Set task ->
Report all lines holding "rand".

(Saved data entries)
________________
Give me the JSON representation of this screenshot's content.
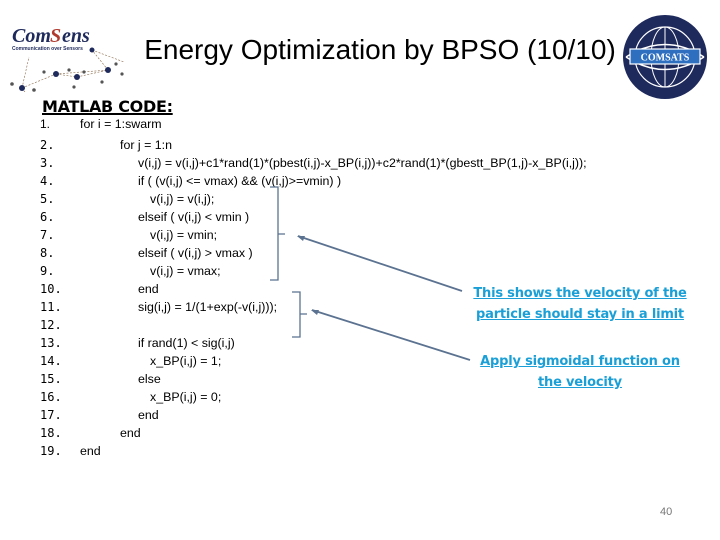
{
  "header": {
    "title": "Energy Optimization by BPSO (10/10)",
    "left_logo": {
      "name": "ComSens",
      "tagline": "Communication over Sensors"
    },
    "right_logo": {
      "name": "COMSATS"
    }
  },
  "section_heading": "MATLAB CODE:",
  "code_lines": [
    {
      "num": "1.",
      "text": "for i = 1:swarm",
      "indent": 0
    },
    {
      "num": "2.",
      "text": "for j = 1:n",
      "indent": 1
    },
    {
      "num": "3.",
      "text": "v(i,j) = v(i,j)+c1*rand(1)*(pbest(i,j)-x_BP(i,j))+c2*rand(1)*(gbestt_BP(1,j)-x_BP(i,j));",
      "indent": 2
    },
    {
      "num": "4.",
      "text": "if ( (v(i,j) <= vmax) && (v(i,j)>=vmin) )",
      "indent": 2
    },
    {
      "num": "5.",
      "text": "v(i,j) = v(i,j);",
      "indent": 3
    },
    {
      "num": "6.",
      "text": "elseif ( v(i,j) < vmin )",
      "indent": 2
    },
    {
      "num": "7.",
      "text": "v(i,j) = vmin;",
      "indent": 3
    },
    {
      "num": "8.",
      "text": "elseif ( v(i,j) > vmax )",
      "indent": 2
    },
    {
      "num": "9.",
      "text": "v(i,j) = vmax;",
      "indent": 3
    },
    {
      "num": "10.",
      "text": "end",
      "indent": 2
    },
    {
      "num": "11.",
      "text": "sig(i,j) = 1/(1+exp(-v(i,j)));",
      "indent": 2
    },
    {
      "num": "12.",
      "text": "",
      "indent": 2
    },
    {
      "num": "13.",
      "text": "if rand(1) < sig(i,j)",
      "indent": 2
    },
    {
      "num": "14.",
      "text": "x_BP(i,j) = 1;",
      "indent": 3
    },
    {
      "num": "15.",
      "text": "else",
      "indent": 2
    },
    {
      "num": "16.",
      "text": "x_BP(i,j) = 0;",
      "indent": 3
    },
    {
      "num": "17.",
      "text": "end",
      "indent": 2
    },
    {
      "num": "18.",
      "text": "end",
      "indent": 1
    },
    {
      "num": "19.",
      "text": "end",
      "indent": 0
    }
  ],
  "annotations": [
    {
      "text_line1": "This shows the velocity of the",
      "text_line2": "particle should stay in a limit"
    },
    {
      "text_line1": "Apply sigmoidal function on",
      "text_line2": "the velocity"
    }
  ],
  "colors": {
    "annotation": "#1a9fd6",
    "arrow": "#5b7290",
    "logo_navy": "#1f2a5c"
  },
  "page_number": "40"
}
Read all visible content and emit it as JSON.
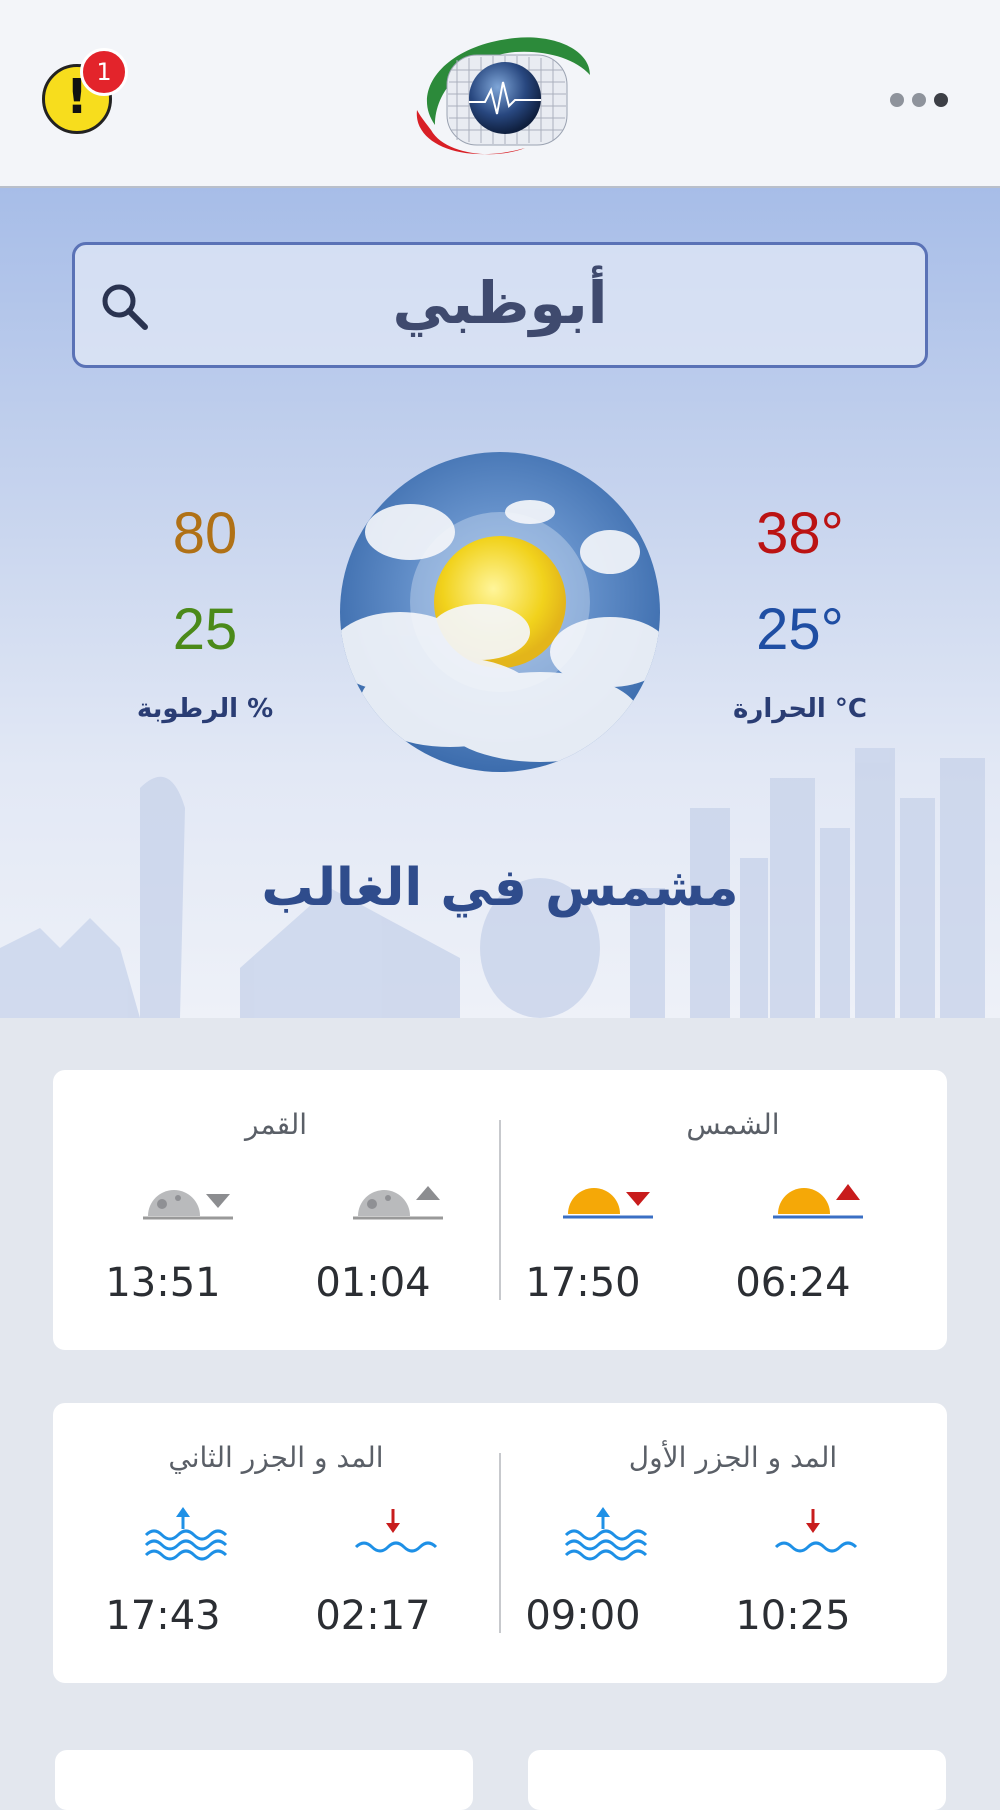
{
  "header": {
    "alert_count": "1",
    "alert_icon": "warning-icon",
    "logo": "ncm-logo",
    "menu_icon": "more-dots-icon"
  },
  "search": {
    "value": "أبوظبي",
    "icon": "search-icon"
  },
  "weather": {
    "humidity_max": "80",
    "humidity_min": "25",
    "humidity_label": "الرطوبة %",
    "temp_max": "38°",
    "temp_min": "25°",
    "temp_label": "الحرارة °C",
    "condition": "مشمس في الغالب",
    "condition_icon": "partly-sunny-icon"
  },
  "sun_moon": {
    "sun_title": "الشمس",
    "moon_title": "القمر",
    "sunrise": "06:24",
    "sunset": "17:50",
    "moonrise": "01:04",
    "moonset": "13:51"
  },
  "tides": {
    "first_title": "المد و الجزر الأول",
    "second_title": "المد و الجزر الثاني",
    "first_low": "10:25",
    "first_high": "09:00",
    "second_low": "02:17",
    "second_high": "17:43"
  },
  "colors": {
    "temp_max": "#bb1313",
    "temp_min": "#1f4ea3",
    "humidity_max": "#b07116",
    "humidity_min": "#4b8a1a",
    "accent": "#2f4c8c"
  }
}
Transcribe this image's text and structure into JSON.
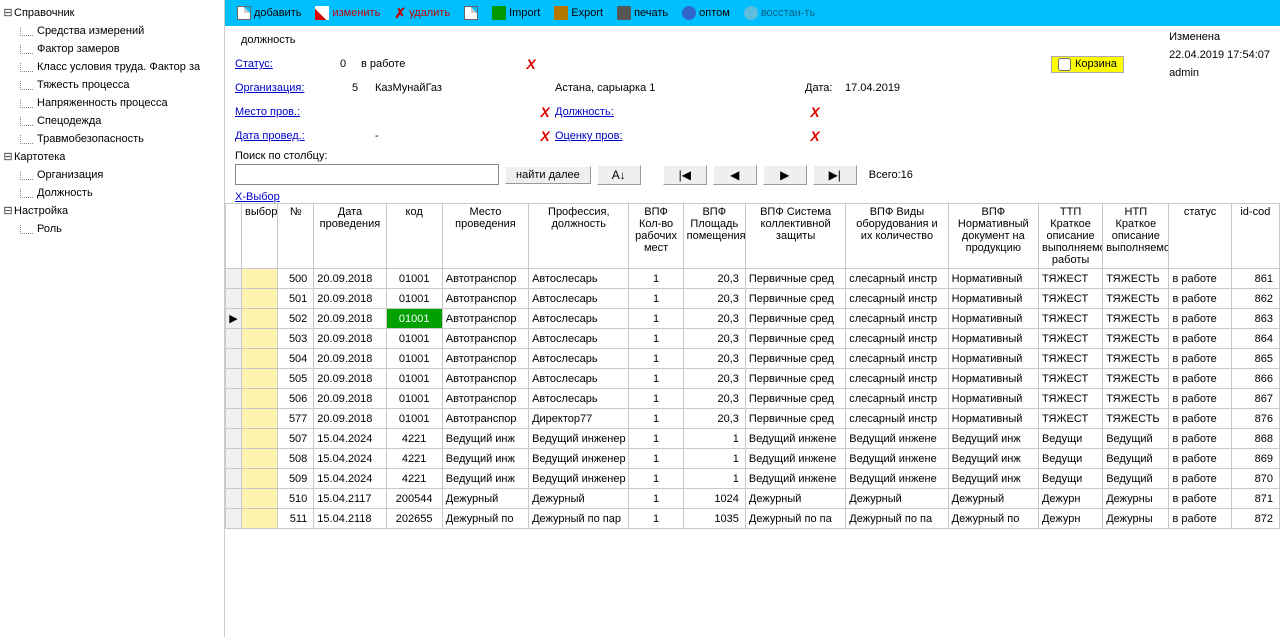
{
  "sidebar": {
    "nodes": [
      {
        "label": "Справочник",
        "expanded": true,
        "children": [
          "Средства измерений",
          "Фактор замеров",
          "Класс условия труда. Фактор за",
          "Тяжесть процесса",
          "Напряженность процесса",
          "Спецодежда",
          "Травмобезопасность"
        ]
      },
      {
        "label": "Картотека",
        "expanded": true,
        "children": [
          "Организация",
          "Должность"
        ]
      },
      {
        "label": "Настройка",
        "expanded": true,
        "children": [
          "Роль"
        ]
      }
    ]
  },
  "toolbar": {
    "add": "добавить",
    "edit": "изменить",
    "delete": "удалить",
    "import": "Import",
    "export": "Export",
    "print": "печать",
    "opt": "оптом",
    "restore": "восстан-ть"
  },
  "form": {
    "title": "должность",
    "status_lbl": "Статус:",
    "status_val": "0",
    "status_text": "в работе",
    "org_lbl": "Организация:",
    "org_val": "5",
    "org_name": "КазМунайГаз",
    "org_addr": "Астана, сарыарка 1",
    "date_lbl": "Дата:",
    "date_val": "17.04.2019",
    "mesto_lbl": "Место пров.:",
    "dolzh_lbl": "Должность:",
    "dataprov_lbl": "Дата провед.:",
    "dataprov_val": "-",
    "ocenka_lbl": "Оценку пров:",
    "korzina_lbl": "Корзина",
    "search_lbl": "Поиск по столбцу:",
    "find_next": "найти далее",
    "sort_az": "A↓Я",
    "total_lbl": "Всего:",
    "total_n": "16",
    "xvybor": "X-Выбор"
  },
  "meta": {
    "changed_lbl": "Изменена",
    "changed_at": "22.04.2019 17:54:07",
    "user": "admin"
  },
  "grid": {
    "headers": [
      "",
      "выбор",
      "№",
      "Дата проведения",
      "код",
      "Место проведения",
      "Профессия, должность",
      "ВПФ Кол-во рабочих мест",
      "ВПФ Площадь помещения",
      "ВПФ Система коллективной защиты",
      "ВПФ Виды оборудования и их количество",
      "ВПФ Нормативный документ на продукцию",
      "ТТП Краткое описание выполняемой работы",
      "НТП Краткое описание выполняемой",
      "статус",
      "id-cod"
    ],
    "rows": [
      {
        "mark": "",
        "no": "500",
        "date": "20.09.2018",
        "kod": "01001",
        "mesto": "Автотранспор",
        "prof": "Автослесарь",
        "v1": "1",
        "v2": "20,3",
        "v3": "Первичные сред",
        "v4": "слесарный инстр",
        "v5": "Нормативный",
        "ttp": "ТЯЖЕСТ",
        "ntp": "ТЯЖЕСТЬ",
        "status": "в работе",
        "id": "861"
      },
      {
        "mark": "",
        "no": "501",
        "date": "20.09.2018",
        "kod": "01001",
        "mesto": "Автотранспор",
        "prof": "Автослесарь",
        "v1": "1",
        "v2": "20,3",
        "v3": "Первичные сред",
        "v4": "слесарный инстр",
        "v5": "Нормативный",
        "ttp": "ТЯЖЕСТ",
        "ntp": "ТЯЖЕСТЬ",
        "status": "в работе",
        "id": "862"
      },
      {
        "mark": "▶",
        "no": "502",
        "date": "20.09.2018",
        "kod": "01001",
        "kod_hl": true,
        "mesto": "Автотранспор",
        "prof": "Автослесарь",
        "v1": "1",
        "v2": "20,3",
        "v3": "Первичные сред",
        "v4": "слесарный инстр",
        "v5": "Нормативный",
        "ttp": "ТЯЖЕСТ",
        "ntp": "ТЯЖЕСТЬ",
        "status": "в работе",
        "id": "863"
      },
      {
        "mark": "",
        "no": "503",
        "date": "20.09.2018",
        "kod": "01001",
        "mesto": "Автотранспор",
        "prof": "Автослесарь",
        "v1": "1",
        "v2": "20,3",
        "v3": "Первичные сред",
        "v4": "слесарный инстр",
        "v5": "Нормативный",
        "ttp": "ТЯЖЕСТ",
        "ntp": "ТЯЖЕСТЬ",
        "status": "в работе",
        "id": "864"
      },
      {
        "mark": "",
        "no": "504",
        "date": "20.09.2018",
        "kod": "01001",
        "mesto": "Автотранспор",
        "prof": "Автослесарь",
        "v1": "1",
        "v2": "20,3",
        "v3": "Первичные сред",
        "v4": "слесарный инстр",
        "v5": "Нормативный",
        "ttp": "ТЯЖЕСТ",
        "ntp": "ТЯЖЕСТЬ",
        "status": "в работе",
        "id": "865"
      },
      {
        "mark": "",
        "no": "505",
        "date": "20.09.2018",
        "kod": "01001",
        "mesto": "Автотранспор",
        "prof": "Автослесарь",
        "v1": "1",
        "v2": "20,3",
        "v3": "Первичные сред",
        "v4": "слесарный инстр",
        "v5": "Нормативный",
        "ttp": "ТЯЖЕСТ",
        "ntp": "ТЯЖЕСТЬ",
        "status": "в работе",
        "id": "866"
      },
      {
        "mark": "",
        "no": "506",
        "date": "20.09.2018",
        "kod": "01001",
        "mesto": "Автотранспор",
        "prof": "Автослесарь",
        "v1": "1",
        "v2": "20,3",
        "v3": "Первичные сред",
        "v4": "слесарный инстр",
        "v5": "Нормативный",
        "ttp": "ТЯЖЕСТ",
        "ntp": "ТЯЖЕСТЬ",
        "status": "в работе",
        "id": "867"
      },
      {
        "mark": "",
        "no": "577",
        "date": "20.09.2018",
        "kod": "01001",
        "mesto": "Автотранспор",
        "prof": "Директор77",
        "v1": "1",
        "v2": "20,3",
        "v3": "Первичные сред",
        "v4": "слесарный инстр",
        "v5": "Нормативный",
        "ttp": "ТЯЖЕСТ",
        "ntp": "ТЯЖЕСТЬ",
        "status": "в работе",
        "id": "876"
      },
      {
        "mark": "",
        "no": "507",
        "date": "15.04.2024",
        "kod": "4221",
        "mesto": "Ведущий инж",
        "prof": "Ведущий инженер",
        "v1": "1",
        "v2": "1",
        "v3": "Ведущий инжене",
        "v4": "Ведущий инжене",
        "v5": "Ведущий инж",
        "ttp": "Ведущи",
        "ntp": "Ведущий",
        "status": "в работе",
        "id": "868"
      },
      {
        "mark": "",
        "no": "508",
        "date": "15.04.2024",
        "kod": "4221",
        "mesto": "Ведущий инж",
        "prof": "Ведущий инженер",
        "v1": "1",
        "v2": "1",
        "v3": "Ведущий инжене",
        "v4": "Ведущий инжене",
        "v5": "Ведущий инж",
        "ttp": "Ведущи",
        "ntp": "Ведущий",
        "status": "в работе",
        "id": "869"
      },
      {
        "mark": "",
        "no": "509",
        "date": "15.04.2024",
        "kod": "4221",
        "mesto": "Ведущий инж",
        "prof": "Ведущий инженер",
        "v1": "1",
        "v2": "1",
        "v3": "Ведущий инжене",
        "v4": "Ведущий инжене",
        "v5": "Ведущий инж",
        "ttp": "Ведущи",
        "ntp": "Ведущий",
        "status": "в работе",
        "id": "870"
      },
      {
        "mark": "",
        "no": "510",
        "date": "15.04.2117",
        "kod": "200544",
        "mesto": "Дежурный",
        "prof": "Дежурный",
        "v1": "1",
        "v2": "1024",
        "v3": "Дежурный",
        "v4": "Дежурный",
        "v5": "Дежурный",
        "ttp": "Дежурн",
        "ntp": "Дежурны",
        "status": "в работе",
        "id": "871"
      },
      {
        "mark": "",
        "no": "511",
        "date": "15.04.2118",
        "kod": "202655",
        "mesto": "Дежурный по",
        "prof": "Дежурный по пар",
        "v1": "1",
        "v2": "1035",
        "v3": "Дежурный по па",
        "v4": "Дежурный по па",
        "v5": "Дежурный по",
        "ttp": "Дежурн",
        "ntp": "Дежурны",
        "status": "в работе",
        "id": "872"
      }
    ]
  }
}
________________
Expected answer ->
      "text": "v(i,j) = v(i,j)+c1*rand(1)*(pbest(i,j)-x_BP(i,j))+c2*rand(1)*(gbestt_BP(1,j)-x_BP(i,j));",
      "text": "if rand(1) < sig(i,j)",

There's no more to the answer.